GOAL. List all lines of the data that include the string "nežádoucích".

(Data records)
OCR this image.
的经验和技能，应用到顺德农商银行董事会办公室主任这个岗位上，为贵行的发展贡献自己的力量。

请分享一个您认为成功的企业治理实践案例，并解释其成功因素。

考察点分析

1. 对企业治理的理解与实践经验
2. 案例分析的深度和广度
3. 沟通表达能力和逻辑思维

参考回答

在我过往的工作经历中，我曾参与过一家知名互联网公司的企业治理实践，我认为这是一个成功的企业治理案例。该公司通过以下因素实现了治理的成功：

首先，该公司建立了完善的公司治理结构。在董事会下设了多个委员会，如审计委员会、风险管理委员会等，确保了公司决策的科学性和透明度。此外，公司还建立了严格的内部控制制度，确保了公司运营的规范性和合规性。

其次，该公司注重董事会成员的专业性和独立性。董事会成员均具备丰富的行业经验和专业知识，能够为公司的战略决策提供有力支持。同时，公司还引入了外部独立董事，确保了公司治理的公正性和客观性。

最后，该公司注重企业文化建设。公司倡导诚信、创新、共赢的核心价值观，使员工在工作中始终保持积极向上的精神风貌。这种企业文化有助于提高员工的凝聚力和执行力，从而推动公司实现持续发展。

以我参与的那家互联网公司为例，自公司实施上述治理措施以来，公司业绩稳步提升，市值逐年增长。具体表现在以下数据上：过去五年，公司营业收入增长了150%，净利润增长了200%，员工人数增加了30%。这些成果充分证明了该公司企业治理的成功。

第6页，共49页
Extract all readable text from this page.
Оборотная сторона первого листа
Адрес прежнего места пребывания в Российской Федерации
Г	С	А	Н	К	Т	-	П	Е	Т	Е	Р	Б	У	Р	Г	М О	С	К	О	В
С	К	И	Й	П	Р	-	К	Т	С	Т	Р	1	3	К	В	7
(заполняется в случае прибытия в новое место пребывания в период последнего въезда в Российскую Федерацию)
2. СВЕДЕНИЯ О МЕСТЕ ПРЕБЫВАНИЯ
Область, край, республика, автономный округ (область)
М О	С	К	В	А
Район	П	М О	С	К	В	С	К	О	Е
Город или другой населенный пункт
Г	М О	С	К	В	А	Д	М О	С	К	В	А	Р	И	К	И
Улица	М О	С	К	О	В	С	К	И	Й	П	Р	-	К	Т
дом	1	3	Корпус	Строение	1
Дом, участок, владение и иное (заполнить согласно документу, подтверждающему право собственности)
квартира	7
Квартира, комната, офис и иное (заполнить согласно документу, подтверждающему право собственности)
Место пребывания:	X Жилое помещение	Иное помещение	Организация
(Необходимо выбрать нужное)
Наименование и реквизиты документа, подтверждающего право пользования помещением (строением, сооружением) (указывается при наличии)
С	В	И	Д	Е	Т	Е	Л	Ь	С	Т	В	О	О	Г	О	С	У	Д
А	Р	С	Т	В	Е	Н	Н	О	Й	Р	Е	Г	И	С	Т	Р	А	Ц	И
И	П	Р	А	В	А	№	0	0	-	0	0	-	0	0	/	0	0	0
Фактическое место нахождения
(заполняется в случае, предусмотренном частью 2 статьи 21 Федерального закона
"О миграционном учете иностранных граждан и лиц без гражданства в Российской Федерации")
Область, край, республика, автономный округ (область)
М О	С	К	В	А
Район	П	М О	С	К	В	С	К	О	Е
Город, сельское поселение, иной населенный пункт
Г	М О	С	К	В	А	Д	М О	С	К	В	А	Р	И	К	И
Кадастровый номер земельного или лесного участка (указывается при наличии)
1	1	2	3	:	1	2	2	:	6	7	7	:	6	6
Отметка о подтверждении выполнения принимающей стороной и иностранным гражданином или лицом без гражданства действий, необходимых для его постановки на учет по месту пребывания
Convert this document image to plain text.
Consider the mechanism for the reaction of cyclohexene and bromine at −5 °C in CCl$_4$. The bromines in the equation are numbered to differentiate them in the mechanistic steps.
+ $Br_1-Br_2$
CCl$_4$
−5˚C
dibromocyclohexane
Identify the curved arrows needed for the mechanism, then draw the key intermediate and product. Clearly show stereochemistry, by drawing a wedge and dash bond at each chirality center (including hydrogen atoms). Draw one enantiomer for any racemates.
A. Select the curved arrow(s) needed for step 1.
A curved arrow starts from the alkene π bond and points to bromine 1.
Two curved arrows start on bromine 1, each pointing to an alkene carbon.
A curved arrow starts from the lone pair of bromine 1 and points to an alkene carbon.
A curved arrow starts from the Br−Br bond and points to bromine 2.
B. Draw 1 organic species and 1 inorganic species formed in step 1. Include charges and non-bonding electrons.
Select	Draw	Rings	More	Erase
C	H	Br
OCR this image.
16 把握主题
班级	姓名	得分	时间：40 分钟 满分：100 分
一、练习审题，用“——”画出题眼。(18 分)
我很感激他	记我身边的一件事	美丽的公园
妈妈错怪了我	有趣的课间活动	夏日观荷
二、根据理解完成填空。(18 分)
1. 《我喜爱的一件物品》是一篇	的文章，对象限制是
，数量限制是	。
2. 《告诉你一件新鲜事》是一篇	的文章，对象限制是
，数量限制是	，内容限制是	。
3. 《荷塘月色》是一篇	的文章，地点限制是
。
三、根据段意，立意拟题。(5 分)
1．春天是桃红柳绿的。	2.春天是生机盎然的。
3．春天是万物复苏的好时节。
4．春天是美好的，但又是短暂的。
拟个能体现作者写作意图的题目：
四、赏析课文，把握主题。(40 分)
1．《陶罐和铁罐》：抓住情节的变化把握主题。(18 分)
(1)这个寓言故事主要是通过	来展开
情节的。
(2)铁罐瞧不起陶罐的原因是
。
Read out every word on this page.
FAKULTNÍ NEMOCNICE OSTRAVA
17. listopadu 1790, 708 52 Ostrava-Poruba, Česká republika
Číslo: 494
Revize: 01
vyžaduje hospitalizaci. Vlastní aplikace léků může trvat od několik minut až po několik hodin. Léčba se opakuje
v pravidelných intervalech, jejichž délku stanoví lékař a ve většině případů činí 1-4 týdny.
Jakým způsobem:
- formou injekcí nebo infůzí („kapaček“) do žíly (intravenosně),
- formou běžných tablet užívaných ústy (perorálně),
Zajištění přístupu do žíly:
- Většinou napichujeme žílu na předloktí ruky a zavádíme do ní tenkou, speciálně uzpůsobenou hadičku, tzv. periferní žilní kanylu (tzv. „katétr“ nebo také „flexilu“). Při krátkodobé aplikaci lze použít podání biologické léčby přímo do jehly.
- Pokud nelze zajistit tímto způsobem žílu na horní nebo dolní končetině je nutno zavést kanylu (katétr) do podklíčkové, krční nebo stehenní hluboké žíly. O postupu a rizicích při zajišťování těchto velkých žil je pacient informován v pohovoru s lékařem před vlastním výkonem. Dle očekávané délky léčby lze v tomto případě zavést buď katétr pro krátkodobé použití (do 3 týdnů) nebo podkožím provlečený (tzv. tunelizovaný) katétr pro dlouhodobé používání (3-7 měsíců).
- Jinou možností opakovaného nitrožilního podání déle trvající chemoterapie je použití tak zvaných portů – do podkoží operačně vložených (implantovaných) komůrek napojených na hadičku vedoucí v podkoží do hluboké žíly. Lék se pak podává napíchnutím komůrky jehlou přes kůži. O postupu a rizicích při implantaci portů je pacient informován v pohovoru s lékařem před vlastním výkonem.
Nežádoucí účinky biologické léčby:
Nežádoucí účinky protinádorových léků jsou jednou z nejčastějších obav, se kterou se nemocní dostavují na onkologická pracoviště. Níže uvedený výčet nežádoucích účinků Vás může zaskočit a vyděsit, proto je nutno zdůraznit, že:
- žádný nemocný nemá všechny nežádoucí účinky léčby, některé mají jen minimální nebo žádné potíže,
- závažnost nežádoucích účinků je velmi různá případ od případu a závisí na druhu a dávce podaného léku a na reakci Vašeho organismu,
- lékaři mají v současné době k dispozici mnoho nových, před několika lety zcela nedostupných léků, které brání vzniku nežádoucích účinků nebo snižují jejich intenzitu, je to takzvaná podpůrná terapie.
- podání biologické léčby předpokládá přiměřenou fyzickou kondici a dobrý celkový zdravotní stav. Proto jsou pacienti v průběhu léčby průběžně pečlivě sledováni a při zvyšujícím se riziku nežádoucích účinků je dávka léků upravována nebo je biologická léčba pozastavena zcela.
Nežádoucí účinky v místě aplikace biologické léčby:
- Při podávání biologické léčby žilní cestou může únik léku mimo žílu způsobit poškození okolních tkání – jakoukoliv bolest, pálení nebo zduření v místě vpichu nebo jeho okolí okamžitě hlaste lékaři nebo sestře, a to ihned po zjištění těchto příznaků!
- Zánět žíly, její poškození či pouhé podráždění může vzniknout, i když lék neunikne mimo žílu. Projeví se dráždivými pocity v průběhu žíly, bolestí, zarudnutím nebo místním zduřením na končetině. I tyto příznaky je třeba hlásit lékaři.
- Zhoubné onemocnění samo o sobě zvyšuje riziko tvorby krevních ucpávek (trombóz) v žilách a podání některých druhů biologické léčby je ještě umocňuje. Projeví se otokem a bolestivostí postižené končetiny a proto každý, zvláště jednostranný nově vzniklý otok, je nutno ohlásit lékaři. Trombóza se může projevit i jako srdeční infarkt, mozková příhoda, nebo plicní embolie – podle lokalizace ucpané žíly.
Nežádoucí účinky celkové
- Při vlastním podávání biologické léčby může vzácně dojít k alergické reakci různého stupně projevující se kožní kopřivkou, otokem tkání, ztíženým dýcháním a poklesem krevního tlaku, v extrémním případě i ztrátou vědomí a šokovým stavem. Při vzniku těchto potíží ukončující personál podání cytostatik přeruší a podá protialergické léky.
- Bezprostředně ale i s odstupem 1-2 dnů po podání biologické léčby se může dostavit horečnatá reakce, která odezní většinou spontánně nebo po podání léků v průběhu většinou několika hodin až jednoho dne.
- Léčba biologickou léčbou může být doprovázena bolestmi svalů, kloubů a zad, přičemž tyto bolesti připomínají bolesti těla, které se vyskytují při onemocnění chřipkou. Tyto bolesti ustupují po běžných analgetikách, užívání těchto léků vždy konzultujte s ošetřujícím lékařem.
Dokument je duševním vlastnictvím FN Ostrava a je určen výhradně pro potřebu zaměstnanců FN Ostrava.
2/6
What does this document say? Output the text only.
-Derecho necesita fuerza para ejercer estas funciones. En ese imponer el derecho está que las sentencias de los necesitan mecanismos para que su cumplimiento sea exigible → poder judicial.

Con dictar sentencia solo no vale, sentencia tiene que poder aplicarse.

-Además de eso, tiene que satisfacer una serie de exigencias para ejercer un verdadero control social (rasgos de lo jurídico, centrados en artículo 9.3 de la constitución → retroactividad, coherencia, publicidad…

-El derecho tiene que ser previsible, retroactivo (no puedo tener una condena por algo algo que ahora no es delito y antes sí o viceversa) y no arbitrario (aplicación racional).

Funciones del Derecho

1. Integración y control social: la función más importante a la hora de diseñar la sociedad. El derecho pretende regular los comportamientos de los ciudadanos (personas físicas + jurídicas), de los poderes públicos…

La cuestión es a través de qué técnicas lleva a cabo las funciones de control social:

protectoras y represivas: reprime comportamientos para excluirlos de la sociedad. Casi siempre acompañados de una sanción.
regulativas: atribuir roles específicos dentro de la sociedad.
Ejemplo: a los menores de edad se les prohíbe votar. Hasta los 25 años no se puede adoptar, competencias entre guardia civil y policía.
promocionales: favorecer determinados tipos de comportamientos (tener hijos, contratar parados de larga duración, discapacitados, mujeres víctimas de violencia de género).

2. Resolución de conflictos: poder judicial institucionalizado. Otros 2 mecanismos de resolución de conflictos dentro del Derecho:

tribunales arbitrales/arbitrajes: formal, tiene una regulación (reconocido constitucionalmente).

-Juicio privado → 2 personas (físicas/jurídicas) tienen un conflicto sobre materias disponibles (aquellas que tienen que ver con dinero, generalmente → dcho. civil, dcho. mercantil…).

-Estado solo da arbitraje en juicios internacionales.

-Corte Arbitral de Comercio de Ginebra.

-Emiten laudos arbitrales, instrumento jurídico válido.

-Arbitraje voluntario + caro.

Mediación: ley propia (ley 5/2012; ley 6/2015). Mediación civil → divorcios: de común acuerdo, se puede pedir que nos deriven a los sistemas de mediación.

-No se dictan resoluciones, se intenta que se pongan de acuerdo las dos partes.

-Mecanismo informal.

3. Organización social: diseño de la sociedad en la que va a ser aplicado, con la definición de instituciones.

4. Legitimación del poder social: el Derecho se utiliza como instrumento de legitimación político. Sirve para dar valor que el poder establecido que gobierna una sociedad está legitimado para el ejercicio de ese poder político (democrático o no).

TASK RESPONSE.
Nežádoucí účinky protinádorových léků jsou jednou z nejčastějších obav, se kterou se nemocní dostavují na onkologická pracoviště. Níže uvedený výčet nežádoucích účinků Vás může zaskočit a vyděsit, proto je nutno zdůraznit, že:
- závažnost nežádoucích účinků je velmi různá případ od případu a závisí na druhu a dávce podaného léku a na reakci Vašeho organismu,
- lékaři mají v současné době k dispozici mnoho nových, před několika lety zcela nedostupných léků, které brání vzniku nežádoucích účinků nebo snižují jejich intenzitu, je to takzvaná podpůrná terapie.
- podání biologické léčby předpokládá přiměřenou fyzickou kondici a dobrý celkový zdravotní stav. Proto jsou pacienti v průběhu léčby průběžně pečlivě sledováni a při zvyšujícím se riziku nežádoucích účinků je dávka léků upravována nebo je biologická léčba pozastavena zcela.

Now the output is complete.